* Exercise instructions
Please find all lines in the data that hold the string "placement" and copy them.

* Entries shown

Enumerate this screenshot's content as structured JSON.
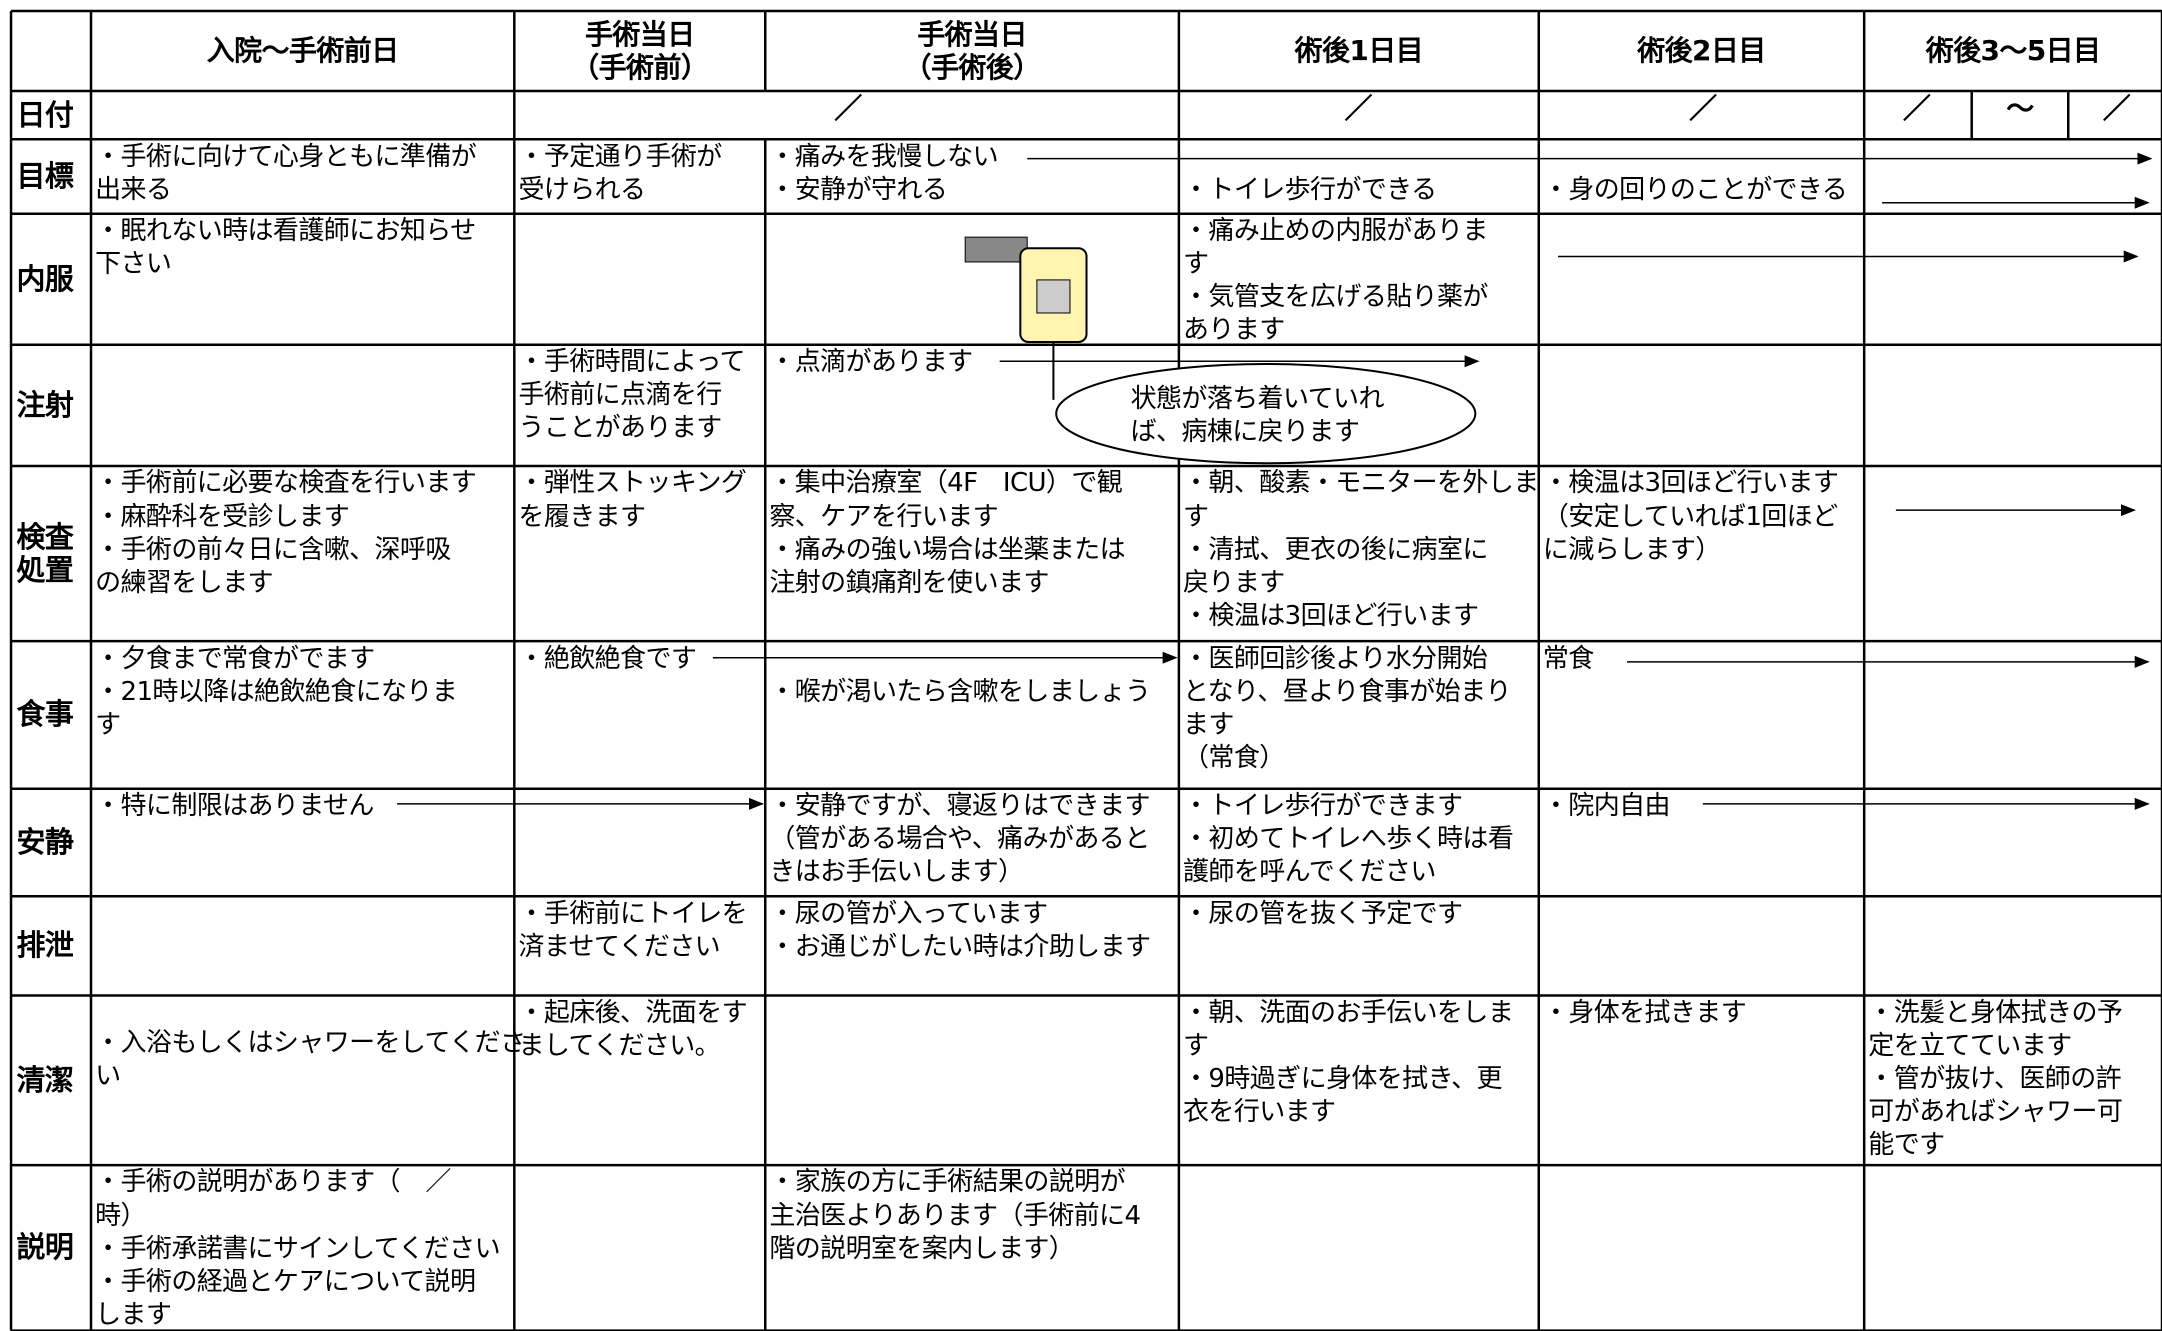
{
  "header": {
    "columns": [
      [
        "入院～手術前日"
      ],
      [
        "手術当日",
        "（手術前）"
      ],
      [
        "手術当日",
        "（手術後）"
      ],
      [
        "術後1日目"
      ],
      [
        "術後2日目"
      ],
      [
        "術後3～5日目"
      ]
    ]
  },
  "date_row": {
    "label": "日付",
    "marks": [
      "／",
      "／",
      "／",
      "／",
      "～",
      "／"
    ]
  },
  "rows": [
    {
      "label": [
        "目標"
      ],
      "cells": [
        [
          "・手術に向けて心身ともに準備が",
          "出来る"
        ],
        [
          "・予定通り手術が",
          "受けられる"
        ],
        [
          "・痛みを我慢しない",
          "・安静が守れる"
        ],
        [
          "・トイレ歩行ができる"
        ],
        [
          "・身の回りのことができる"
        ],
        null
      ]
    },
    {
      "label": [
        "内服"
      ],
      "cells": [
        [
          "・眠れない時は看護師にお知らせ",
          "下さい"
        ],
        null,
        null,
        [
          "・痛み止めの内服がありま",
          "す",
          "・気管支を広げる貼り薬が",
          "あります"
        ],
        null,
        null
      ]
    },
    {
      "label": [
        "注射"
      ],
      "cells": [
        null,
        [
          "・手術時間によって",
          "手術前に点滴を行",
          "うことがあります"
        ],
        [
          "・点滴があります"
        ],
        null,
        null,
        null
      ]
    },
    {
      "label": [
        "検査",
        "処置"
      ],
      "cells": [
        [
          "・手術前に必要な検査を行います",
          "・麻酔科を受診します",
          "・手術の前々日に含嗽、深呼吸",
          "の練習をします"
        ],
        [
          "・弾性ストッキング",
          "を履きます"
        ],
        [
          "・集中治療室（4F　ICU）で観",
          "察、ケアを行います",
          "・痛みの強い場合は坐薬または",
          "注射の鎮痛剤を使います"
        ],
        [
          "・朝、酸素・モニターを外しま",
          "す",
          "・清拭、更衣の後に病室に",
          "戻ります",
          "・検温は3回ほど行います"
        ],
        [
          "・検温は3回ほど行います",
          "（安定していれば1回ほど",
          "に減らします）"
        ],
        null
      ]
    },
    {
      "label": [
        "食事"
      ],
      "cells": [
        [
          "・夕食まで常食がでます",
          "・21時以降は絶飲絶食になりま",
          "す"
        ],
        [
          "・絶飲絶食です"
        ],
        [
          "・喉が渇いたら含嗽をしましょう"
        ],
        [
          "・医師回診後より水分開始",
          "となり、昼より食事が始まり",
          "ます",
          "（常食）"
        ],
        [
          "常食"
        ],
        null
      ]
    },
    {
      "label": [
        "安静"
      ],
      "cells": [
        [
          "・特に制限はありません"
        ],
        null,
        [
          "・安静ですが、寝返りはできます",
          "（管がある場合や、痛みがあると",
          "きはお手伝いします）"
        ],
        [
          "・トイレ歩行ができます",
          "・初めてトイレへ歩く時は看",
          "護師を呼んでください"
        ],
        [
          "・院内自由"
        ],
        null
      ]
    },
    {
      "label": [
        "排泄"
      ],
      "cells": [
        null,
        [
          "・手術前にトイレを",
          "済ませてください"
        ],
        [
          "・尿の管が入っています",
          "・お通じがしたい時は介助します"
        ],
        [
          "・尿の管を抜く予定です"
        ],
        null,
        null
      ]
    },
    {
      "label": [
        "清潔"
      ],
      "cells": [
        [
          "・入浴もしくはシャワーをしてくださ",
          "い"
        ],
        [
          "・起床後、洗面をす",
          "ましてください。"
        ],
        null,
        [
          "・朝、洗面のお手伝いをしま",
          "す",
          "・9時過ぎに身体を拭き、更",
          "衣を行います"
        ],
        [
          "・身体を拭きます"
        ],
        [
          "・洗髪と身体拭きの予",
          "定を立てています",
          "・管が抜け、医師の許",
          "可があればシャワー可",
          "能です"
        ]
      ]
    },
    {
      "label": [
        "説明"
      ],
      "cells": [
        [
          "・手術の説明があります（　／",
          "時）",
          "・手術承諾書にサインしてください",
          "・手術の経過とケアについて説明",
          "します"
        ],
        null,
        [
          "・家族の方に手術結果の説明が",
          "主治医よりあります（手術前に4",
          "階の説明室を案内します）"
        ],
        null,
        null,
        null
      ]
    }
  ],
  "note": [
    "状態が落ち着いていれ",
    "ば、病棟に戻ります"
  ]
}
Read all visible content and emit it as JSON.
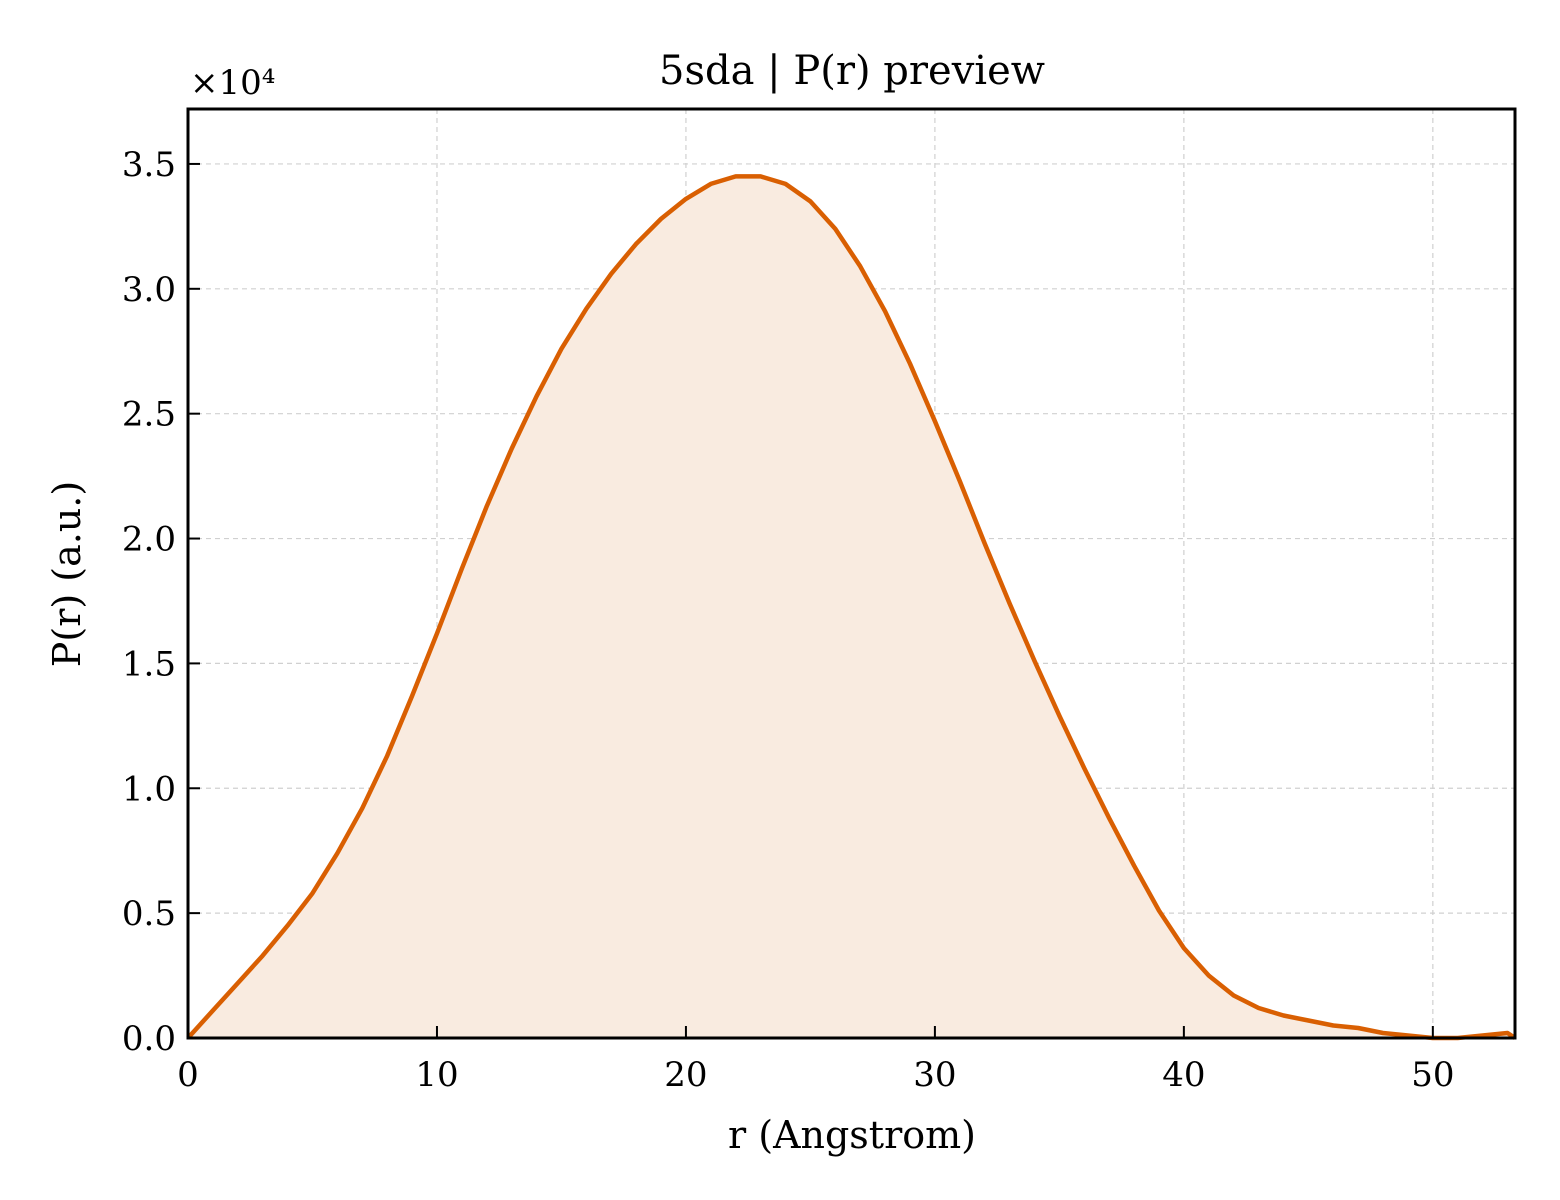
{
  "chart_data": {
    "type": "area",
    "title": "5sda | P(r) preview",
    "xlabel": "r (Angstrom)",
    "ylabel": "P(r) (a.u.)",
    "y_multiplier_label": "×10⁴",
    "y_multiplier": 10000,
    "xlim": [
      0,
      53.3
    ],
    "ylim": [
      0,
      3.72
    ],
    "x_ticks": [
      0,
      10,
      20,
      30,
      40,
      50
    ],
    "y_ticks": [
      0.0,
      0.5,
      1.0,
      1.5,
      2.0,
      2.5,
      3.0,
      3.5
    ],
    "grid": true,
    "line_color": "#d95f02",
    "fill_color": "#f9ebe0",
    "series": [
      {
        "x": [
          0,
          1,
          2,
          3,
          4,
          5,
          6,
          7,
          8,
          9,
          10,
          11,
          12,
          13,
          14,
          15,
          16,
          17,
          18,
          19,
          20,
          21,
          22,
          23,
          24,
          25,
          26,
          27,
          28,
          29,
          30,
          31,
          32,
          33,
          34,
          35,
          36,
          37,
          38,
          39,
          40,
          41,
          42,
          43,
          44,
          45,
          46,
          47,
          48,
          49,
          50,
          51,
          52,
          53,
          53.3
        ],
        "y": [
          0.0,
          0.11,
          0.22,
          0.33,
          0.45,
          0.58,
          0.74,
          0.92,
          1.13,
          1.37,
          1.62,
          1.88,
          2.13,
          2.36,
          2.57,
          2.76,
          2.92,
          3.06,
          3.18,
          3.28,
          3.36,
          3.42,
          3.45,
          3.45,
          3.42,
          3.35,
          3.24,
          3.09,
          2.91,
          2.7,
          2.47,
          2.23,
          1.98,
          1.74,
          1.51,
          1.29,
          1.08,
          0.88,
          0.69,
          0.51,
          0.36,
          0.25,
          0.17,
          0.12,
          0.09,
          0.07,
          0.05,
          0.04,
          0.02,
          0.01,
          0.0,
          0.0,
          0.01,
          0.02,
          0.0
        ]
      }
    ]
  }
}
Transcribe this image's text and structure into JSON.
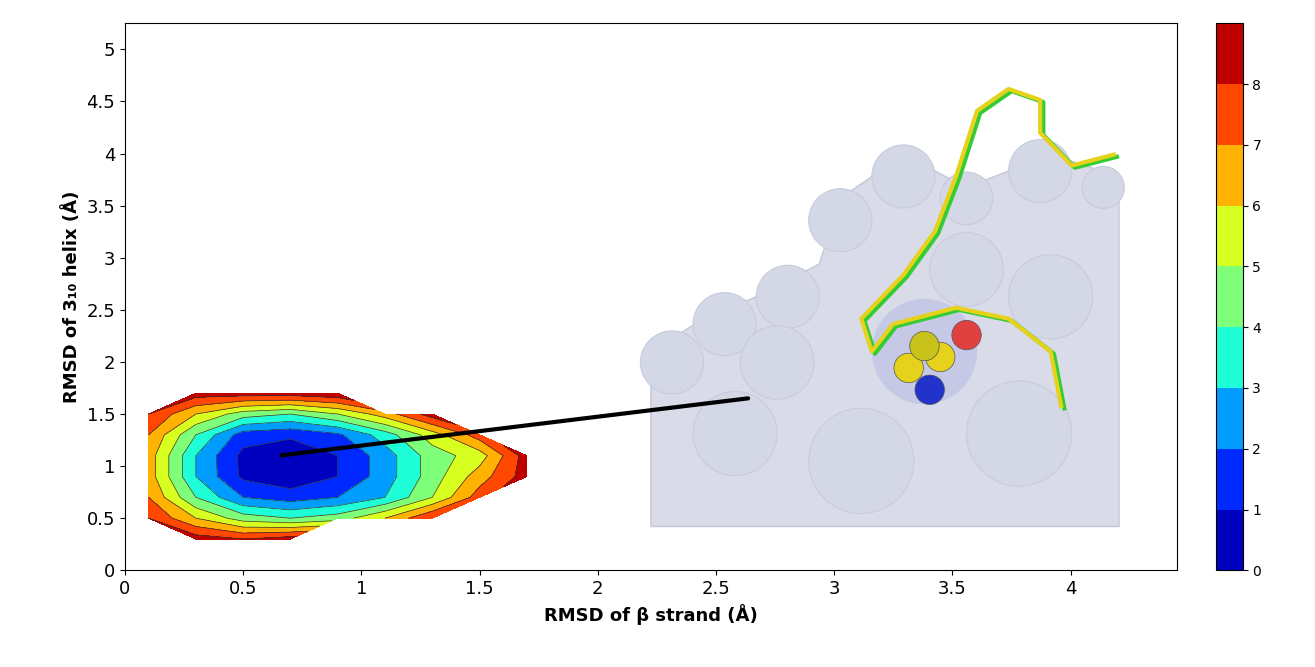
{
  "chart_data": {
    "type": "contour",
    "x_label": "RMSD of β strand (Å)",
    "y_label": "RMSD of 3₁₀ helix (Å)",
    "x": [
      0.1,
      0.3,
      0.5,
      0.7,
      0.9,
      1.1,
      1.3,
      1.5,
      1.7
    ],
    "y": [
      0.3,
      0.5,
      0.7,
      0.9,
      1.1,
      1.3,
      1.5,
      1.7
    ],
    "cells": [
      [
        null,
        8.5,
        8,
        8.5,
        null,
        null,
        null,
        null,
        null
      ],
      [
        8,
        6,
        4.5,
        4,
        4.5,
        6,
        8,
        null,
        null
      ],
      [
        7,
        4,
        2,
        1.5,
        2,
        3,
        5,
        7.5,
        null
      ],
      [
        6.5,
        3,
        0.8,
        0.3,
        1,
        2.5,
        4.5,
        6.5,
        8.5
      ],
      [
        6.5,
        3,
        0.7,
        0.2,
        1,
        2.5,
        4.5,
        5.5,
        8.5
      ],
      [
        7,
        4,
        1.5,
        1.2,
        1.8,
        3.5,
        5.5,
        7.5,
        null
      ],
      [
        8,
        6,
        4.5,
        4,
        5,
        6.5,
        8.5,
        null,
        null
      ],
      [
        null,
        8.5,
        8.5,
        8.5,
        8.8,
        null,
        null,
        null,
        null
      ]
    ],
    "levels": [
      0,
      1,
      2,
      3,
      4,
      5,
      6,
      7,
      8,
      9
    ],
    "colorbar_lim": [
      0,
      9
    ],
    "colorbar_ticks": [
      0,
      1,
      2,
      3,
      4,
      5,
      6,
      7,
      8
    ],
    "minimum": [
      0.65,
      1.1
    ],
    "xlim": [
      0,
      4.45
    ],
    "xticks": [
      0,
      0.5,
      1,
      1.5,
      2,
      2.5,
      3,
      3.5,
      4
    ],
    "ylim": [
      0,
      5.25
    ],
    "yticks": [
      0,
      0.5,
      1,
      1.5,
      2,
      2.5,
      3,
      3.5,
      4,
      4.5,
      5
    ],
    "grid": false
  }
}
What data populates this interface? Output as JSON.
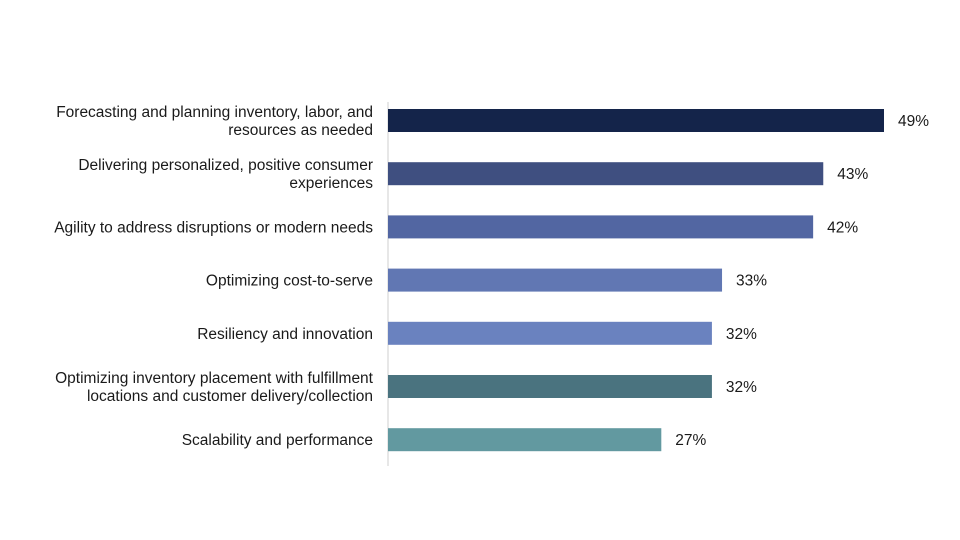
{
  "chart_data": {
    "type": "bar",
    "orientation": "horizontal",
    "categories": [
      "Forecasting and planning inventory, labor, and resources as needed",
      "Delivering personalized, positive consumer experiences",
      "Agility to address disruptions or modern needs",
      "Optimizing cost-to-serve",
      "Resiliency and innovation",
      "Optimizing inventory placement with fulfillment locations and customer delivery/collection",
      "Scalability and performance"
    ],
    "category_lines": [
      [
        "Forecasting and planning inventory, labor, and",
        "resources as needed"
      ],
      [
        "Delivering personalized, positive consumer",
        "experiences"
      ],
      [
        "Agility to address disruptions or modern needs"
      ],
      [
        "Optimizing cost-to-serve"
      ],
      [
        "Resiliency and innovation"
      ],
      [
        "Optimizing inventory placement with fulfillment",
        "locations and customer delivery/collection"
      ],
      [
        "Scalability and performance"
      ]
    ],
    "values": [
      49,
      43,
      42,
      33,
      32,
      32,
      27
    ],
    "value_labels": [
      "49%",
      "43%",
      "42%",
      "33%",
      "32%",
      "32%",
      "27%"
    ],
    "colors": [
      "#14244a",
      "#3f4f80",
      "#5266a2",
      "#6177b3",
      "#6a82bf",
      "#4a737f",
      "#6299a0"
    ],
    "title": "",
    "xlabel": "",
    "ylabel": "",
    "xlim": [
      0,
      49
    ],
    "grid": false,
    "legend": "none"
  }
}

* Solution to this task
      "Optimizing inventory placement with fulfillment locations and customer delivery/collection",
        "Optimizing inventory placement with fulfillment",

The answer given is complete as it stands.